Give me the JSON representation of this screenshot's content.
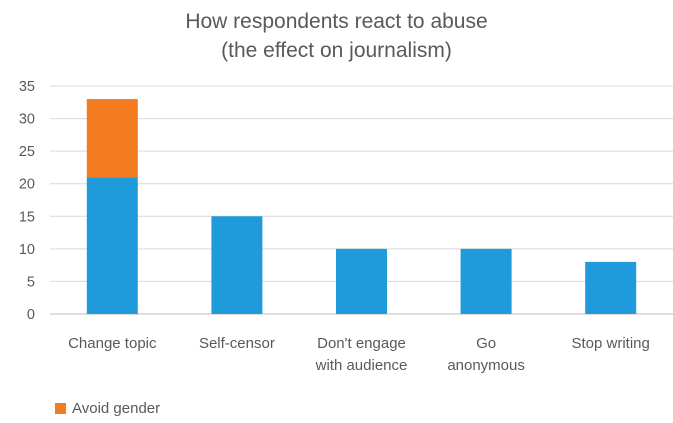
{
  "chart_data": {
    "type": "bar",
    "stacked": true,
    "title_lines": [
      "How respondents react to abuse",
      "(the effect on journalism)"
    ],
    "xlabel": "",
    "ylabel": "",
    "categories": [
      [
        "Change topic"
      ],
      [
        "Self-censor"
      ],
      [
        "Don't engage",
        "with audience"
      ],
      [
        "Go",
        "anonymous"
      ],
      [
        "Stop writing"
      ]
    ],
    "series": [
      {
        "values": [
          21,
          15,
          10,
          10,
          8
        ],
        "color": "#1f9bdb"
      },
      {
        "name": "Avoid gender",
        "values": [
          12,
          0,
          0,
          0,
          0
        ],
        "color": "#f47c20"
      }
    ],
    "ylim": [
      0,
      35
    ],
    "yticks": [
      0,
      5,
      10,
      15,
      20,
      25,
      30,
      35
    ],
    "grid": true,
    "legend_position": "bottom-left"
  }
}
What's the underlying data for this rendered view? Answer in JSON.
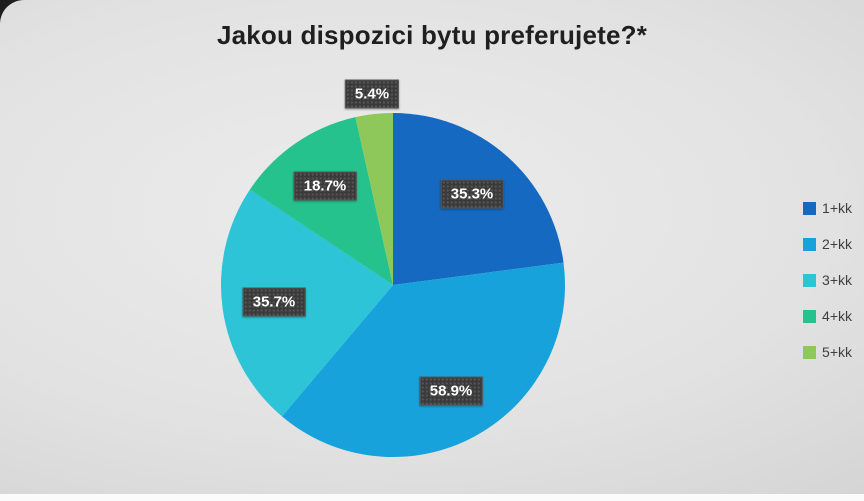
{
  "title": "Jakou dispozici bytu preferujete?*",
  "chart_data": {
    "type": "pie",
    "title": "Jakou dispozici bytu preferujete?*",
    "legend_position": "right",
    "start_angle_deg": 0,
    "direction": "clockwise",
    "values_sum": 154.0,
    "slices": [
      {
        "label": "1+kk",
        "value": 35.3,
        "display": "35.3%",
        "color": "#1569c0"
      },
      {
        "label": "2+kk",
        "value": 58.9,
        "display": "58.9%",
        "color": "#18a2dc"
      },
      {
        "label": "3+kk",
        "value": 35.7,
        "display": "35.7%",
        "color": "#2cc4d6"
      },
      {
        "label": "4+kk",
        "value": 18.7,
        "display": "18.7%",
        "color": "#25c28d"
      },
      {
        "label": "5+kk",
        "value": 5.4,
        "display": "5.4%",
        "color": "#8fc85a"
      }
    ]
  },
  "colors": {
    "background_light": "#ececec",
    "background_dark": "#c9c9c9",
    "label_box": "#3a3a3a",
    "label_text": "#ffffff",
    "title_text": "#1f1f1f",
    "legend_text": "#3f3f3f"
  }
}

→ **Task brief**: Output each line exactly; omit every picture.

→ **Solution to the exercise**:
Give me the JSON representation of this screenshot's content.
{
  "chart_data": {
    "type": "bar",
    "stacked": true,
    "title_lines": [
      "How respondents react to abuse",
      "(the effect on journalism)"
    ],
    "xlabel": "",
    "ylabel": "",
    "categories": [
      [
        "Change topic"
      ],
      [
        "Self-censor"
      ],
      [
        "Don't engage",
        "with audience"
      ],
      [
        "Go",
        "anonymous"
      ],
      [
        "Stop writing"
      ]
    ],
    "series": [
      {
        "values": [
          21,
          15,
          10,
          10,
          8
        ],
        "color": "#1f9bdb"
      },
      {
        "name": "Avoid gender",
        "values": [
          12,
          0,
          0,
          0,
          0
        ],
        "color": "#f47c20"
      }
    ],
    "ylim": [
      0,
      35
    ],
    "yticks": [
      0,
      5,
      10,
      15,
      20,
      25,
      30,
      35
    ],
    "grid": true,
    "legend_position": "bottom-left"
  }
}
What's the underlying data for this rendered view? Answer in JSON.
{
  "title": "Jakou dispozici bytu preferujete?*",
  "chart_data": {
    "type": "pie",
    "title": "Jakou dispozici bytu preferujete?*",
    "legend_position": "right",
    "start_angle_deg": 0,
    "direction": "clockwise",
    "values_sum": 154.0,
    "slices": [
      {
        "label": "1+kk",
        "value": 35.3,
        "display": "35.3%",
        "color": "#1569c0"
      },
      {
        "label": "2+kk",
        "value": 58.9,
        "display": "58.9%",
        "color": "#18a2dc"
      },
      {
        "label": "3+kk",
        "value": 35.7,
        "display": "35.7%",
        "color": "#2cc4d6"
      },
      {
        "label": "4+kk",
        "value": 18.7,
        "display": "18.7%",
        "color": "#25c28d"
      },
      {
        "label": "5+kk",
        "value": 5.4,
        "display": "5.4%",
        "color": "#8fc85a"
      }
    ]
  },
  "colors": {
    "background_light": "#ececec",
    "background_dark": "#c9c9c9",
    "label_box": "#3a3a3a",
    "label_text": "#ffffff",
    "title_text": "#1f1f1f",
    "legend_text": "#3f3f3f"
  }
}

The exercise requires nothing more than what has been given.